__What to produce__:
Send back all the data below, exactly as given.

----- Records to process -----

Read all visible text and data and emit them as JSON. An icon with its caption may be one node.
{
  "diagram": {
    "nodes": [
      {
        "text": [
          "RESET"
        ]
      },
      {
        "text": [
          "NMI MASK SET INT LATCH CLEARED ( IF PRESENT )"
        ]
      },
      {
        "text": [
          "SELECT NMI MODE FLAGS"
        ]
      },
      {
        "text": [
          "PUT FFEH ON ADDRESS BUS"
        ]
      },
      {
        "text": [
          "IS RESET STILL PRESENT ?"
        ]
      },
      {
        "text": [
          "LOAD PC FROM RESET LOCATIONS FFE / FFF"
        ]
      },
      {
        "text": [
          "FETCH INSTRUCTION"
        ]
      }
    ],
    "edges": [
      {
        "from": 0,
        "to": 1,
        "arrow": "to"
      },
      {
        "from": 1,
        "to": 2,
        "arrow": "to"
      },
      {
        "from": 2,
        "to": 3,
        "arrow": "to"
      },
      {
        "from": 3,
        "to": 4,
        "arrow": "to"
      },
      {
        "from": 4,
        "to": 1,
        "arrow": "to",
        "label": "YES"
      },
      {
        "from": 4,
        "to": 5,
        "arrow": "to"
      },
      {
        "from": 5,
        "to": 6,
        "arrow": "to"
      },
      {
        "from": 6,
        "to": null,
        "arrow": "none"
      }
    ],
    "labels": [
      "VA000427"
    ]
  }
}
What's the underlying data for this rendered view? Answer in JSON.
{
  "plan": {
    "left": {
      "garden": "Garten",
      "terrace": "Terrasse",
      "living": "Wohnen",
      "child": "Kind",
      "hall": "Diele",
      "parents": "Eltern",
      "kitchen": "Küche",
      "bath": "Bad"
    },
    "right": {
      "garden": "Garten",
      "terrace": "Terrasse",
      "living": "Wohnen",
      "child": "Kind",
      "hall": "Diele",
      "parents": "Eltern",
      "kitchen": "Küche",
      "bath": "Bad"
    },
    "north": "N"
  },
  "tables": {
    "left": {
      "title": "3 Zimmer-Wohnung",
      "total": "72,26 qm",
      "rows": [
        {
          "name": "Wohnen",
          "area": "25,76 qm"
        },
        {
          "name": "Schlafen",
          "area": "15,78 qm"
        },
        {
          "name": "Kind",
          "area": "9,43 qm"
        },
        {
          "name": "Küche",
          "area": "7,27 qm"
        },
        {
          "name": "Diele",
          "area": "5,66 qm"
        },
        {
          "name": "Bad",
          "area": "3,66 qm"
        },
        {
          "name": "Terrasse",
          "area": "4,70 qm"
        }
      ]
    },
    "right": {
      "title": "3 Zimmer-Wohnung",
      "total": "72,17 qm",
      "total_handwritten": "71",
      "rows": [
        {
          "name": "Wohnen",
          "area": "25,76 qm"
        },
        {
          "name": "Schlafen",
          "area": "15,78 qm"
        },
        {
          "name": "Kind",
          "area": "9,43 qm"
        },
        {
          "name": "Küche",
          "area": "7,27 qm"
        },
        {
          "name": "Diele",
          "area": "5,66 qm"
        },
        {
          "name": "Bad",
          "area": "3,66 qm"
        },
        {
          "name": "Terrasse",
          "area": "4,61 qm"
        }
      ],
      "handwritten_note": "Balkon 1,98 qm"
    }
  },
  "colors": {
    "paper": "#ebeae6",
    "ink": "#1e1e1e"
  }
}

-----

__The answer__:
Read all visible text and data and emit them as JSON. An icon with its caption may be one node.
{
  "diagram": {
    "nodes": [
      {
        "text": [
          "RESET"
        ]
      },
      {
        "text": [
          "NMI MASK SET INT LATCH CLEARED ( IF PRESENT )"
        ]
      },
      {
        "text": [
          "SELECT NMI MODE FLAGS"
        ]
      },
      {
        "text": [
          "PUT FFEH ON ADDRESS BUS"
        ]
      },
      {
        "text": [
          "IS RESET STILL PRESENT ?"
        ]
      },
      {
        "text": [
          "LOAD PC FROM RESET LOCATIONS FFE / FFF"
        ]
      },
      {
        "text": [
          "FETCH INSTRUCTION"
        ]
      }
    ],
    "edges": [
      {
        "from": 0,
        "to": 1,
        "arrow": "to"
      },
      {
        "from": 1,
        "to": 2,
        "arrow": "to"
      },
      {
        "from": 2,
        "to": 3,
        "arrow": "to"
      },
      {
        "from": 3,
        "to": 4,
        "arrow": "to"
      },
      {
        "from": 4,
        "to": 1,
        "arrow": "to",
        "label": "YES"
      },
      {
        "from": 4,
        "to": 5,
        "arrow": "to"
      },
      {
        "from": 5,
        "to": 6,
        "arrow": "to"
      },
      {
        "from": 6,
        "to": null,
        "arrow": "none"
      }
    ],
    "labels": [
      "VA000427"
    ]
  }
}
What's the underlying data for this rendered view? Answer in JSON.
{
  "plan": {
    "left": {
      "garden": "Garten",
      "terrace": "Terrasse",
      "living": "Wohnen",
      "child": "Kind",
      "hall": "Diele",
      "parents": "Eltern",
      "kitchen": "Küche",
      "bath": "Bad"
    },
    "right": {
      "garden": "Garten",
      "terrace": "Terrasse",
      "living": "Wohnen",
      "child": "Kind",
      "hall": "Diele",
      "parents": "Eltern",
      "kitchen": "Küche",
      "bath": "Bad"
    },
    "north": "N"
  },
  "tables": {
    "left": {
      "title": "3 Zimmer-Wohnung",
      "total": "72,26 qm",
      "rows": [
        {
          "name": "Wohnen",
          "area": "25,76 qm"
        },
        {
          "name": "Schlafen",
          "area": "15,78 qm"
        },
        {
          "name": "Kind",
          "area": "9,43 qm"
        },
        {
          "name": "Küche",
          "area": "7,27 qm"
        },
        {
          "name": "Diele",
          "area": "5,66 qm"
        },
        {
          "name": "Bad",
          "area": "3,66 qm"
        },
        {
          "name": "Terrasse",
          "area": "4,70 qm"
        }
      ]
    },
    "right": {
      "title": "3 Zimmer-Wohnung",
      "total": "72,17 qm",
      "total_handwritten": "71",
      "rows": [
        {
          "name": "Wohnen",
          "area": "25,76 qm"
        },
        {
          "name": "Schlafen",
          "area": "15,78 qm"
        },
        {
          "name": "Kind",
          "area": "9,43 qm"
        },
        {
          "name": "Küche",
          "area": "7,27 qm"
        },
        {
          "name": "Diele",
          "area": "5,66 qm"
        },
        {
          "name": "Bad",
          "area": "3,66 qm"
        },
        {
          "name": "Terrasse",
          "area": "4,61 qm"
        }
      ],
      "handwritten_note": "Balkon 1,98 qm"
    }
  },
  "colors": {
    "paper": "#ebeae6",
    "ink": "#1e1e1e"
  }
}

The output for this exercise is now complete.